■ **Data to use**
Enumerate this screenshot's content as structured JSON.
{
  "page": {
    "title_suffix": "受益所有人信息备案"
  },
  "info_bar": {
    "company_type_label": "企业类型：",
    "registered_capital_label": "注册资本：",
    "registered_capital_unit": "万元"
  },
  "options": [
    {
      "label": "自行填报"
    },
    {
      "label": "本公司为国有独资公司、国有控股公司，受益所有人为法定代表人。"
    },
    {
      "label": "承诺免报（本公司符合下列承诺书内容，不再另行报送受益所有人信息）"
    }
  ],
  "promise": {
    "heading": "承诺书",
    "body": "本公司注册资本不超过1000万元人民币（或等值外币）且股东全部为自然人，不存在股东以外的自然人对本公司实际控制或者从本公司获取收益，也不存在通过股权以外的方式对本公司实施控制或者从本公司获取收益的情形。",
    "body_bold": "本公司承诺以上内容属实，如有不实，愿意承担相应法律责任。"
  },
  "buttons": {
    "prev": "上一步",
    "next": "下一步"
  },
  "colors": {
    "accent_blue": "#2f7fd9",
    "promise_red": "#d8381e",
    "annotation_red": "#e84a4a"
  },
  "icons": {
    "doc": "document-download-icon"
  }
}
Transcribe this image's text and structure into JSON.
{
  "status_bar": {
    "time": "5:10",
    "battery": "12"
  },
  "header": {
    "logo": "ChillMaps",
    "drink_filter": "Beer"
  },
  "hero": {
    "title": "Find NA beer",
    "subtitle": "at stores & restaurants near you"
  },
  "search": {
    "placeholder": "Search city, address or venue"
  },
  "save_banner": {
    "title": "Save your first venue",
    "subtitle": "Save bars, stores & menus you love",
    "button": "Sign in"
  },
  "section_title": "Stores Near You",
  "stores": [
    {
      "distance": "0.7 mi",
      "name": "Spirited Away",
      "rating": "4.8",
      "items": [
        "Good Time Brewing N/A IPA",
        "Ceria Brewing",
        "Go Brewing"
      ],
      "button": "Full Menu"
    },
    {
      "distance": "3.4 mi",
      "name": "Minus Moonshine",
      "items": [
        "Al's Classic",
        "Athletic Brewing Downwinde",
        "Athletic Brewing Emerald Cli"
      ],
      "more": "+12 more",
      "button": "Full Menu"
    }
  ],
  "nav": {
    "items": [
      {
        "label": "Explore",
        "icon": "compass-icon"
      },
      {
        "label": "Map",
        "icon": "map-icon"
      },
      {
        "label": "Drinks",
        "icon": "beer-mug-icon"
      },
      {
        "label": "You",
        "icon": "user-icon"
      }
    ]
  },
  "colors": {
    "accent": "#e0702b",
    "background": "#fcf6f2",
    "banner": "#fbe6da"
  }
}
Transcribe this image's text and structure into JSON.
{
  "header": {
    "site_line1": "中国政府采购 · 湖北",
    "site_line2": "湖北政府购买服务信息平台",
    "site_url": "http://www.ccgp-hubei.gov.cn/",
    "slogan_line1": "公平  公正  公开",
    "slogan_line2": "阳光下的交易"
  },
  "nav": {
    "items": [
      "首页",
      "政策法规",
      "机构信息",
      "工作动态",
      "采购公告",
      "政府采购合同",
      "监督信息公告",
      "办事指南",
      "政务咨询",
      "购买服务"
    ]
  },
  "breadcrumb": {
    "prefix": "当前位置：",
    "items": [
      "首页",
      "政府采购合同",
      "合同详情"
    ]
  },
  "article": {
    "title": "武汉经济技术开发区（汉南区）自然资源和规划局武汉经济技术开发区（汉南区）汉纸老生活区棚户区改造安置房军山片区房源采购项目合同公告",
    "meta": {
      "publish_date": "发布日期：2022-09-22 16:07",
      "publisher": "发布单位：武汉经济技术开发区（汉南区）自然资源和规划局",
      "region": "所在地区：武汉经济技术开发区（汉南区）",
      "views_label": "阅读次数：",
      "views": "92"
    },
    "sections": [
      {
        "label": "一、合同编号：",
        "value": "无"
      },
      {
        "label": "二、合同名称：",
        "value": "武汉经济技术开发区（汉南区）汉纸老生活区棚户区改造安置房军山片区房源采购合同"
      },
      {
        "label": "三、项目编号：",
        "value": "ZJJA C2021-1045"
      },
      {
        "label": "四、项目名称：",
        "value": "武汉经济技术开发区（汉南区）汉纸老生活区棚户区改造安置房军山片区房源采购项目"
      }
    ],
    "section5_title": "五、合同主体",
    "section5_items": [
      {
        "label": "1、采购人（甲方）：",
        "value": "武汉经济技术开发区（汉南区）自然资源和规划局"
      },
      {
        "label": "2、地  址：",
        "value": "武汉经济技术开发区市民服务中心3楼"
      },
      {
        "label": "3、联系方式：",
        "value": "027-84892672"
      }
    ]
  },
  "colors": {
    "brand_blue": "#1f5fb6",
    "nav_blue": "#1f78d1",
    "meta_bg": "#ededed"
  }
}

■ **Task to carry out**
Please quote the data above in full, with no line missing.

■ **The answer**
Enumerate this screenshot's content as structured JSON.
{
  "page": {
    "title_suffix": "受益所有人信息备案"
  },
  "info_bar": {
    "company_type_label": "企业类型：",
    "registered_capital_label": "注册资本：",
    "registered_capital_unit": "万元"
  },
  "options": [
    {
      "label": "自行填报"
    },
    {
      "label": "本公司为国有独资公司、国有控股公司，受益所有人为法定代表人。"
    },
    {
      "label": "承诺免报（本公司符合下列承诺书内容，不再另行报送受益所有人信息）"
    }
  ],
  "promise": {
    "heading": "承诺书",
    "body": "本公司注册资本不超过1000万元人民币（或等值外币）且股东全部为自然人，不存在股东以外的自然人对本公司实际控制或者从本公司获取收益，也不存在通过股权以外的方式对本公司实施控制或者从本公司获取收益的情形。",
    "body_bold": "本公司承诺以上内容属实，如有不实，愿意承担相应法律责任。"
  },
  "buttons": {
    "prev": "上一步",
    "next": "下一步"
  },
  "colors": {
    "accent_blue": "#2f7fd9",
    "promise_red": "#d8381e",
    "annotation_red": "#e84a4a"
  },
  "icons": {
    "doc": "document-download-icon"
  }
}
Transcribe this image's text and structure into JSON.
{
  "status_bar": {
    "time": "5:10",
    "battery": "12"
  },
  "header": {
    "logo": "ChillMaps",
    "drink_filter": "Beer"
  },
  "hero": {
    "title": "Find NA beer",
    "subtitle": "at stores & restaurants near you"
  },
  "search": {
    "placeholder": "Search city, address or venue"
  },
  "save_banner": {
    "title": "Save your first venue",
    "subtitle": "Save bars, stores & menus you love",
    "button": "Sign in"
  },
  "section_title": "Stores Near You",
  "stores": [
    {
      "distance": "0.7 mi",
      "name": "Spirited Away",
      "rating": "4.8",
      "items": [
        "Good Time Brewing N/A IPA",
        "Ceria Brewing",
        "Go Brewing"
      ],
      "button": "Full Menu"
    },
    {
      "distance": "3.4 mi",
      "name": "Minus Moonshine",
      "items": [
        "Al's Classic",
        "Athletic Brewing Downwinde",
        "Athletic Brewing Emerald Cli"
      ],
      "more": "+12 more",
      "button": "Full Menu"
    }
  ],
  "nav": {
    "items": [
      {
        "label": "Explore",
        "icon": "compass-icon"
      },
      {
        "label": "Map",
        "icon": "map-icon"
      },
      {
        "label": "Drinks",
        "icon": "beer-mug-icon"
      },
      {
        "label": "You",
        "icon": "user-icon"
      }
    ]
  },
  "colors": {
    "accent": "#e0702b",
    "background": "#fcf6f2",
    "banner": "#fbe6da"
  }
}
Transcribe this image's text and structure into JSON.
{
  "header": {
    "site_line1": "中国政府采购 · 湖北",
    "site_line2": "湖北政府购买服务信息平台",
    "site_url": "http://www.ccgp-hubei.gov.cn/",
    "slogan_line1": "公平  公正  公开",
    "slogan_line2": "阳光下的交易"
  },
  "nav": {
    "items": [
      "首页",
      "政策法规",
      "机构信息",
      "工作动态",
      "采购公告",
      "政府采购合同",
      "监督信息公告",
      "办事指南",
      "政务咨询",
      "购买服务"
    ]
  },
  "breadcrumb": {
    "prefix": "当前位置：",
    "items": [
      "首页",
      "政府采购合同",
      "合同详情"
    ]
  },
  "article": {
    "title": "武汉经济技术开发区（汉南区）自然资源和规划局武汉经济技术开发区（汉南区）汉纸老生活区棚户区改造安置房军山片区房源采购项目合同公告",
    "meta": {
      "publish_date": "发布日期：2022-09-22 16:07",
      "publisher": "发布单位：武汉经济技术开发区（汉南区）自然资源和规划局",
      "region": "所在地区：武汉经济技术开发区（汉南区）",
      "views_label": "阅读次数：",
      "views": "92"
    },
    "sections": [
      {
        "label": "一、合同编号：",
        "value": "无"
      },
      {
        "label": "二、合同名称：",
        "value": "武汉经济技术开发区（汉南区）汉纸老生活区棚户区改造安置房军山片区房源采购合同"
      },
      {
        "label": "三、项目编号：",
        "value": "ZJJA C2021-1045"
      },
      {
        "label": "四、项目名称：",
        "value": "武汉经济技术开发区（汉南区）汉纸老生活区棚户区改造安置房军山片区房源采购项目"
      }
    ],
    "section5_title": "五、合同主体",
    "section5_items": [
      {
        "label": "1、采购人（甲方）：",
        "value": "武汉经济技术开发区（汉南区）自然资源和规划局"
      },
      {
        "label": "2、地  址：",
        "value": "武汉经济技术开发区市民服务中心3楼"
      },
      {
        "label": "3、联系方式：",
        "value": "027-84892672"
      }
    ]
  },
  "colors": {
    "brand_blue": "#1f5fb6",
    "nav_blue": "#1f78d1",
    "meta_bg": "#ededed"
  }
}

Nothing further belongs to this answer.